Task objective
Copy out the lines that include the word "melakukan".

Data entries:
________________________

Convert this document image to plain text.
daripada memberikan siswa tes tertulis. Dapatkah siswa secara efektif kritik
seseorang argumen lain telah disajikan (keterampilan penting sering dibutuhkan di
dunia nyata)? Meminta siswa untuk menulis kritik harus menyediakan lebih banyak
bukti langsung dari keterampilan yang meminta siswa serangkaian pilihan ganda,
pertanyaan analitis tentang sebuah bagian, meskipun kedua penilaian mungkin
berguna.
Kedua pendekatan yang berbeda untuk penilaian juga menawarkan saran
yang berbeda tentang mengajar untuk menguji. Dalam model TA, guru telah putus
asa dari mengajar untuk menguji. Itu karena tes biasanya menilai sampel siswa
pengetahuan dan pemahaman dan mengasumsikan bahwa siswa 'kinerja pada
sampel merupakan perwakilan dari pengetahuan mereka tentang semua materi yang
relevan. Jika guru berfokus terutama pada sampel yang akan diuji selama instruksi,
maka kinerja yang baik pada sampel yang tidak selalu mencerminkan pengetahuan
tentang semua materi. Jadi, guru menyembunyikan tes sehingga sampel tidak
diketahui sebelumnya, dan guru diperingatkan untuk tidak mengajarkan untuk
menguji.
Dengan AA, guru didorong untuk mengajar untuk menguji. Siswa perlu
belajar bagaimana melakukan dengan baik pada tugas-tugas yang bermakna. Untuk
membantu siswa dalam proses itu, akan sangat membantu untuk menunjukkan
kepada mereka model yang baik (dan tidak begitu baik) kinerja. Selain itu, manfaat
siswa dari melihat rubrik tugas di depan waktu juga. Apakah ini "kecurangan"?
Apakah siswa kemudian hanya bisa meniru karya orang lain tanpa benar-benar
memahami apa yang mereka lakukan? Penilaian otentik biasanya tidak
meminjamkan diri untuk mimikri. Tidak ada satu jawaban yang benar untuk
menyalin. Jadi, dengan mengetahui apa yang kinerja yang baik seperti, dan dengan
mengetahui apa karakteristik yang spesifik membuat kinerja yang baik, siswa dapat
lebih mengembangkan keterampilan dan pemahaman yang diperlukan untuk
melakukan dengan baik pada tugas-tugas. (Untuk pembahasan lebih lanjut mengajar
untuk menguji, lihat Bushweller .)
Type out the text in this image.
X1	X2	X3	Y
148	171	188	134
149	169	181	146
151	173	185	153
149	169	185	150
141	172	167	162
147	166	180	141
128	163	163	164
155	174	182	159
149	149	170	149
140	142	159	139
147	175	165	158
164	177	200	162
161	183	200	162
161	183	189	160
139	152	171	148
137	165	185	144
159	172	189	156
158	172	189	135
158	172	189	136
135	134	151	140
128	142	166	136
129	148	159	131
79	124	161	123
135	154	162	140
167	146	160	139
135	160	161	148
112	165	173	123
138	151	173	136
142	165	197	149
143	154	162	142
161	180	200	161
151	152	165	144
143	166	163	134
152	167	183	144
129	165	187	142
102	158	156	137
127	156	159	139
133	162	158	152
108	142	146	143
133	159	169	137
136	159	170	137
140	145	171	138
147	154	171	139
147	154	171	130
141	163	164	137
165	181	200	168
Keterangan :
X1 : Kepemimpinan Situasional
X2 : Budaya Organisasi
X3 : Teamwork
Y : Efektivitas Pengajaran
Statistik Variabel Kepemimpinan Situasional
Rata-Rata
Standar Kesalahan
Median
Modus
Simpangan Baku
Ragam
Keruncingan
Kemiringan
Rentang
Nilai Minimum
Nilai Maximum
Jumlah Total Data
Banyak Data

________________________

Result
belajar bagaimana melakukan dengan baik pada tugas-tugas yang bermakna. Untuk
melakukan dengan baik pada tugas-tugas. (Untuk pembahasan lebih lanjut mengajar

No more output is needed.